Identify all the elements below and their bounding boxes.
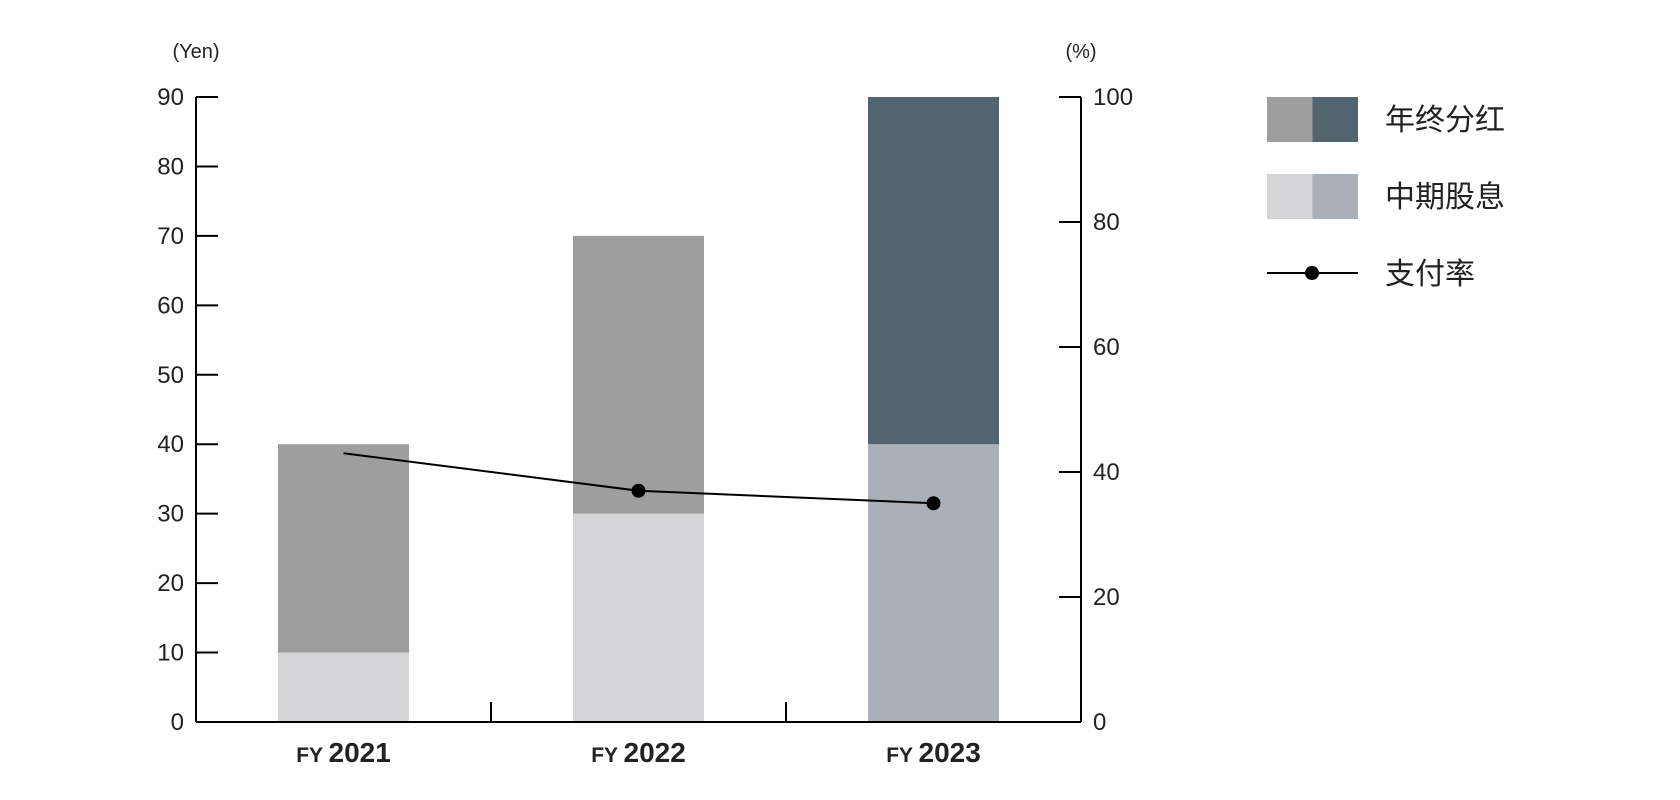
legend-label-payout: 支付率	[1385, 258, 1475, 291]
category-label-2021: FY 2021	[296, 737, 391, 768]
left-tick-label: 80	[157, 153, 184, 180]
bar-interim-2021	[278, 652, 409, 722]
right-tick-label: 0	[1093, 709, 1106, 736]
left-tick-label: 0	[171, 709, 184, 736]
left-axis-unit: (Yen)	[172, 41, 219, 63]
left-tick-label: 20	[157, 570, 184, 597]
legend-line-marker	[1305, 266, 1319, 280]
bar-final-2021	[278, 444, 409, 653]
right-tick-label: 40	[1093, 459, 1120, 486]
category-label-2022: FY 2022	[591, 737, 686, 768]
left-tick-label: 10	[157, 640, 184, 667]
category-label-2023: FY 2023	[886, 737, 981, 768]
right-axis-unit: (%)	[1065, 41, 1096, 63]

* **Exercise description**: Copy every row above word for word, leaving out the picture.

* **Solution to this problem**:
Identify all the elements below and their bounding boxes.
legend-label-payout: 支付率	[1385, 258, 1475, 291]
category-label-2021: FY 2021	[296, 737, 391, 768]
left-tick-label: 80	[157, 153, 184, 180]
bar-interim-2021	[278, 652, 409, 722]
right-tick-label: 0	[1093, 709, 1106, 736]
left-tick-label: 0	[171, 709, 184, 736]
left-axis-unit: (Yen)	[172, 41, 219, 63]
left-tick-label: 20	[157, 570, 184, 597]
legend-line-marker	[1305, 266, 1319, 280]
bar-final-2021	[278, 444, 409, 653]
right-tick-label: 40	[1093, 459, 1120, 486]
category-label-2022: FY 2022	[591, 737, 686, 768]
left-tick-label: 10	[157, 640, 184, 667]
category-label-2023: FY 2023	[886, 737, 981, 768]
right-axis-unit: (%)	[1065, 41, 1096, 63]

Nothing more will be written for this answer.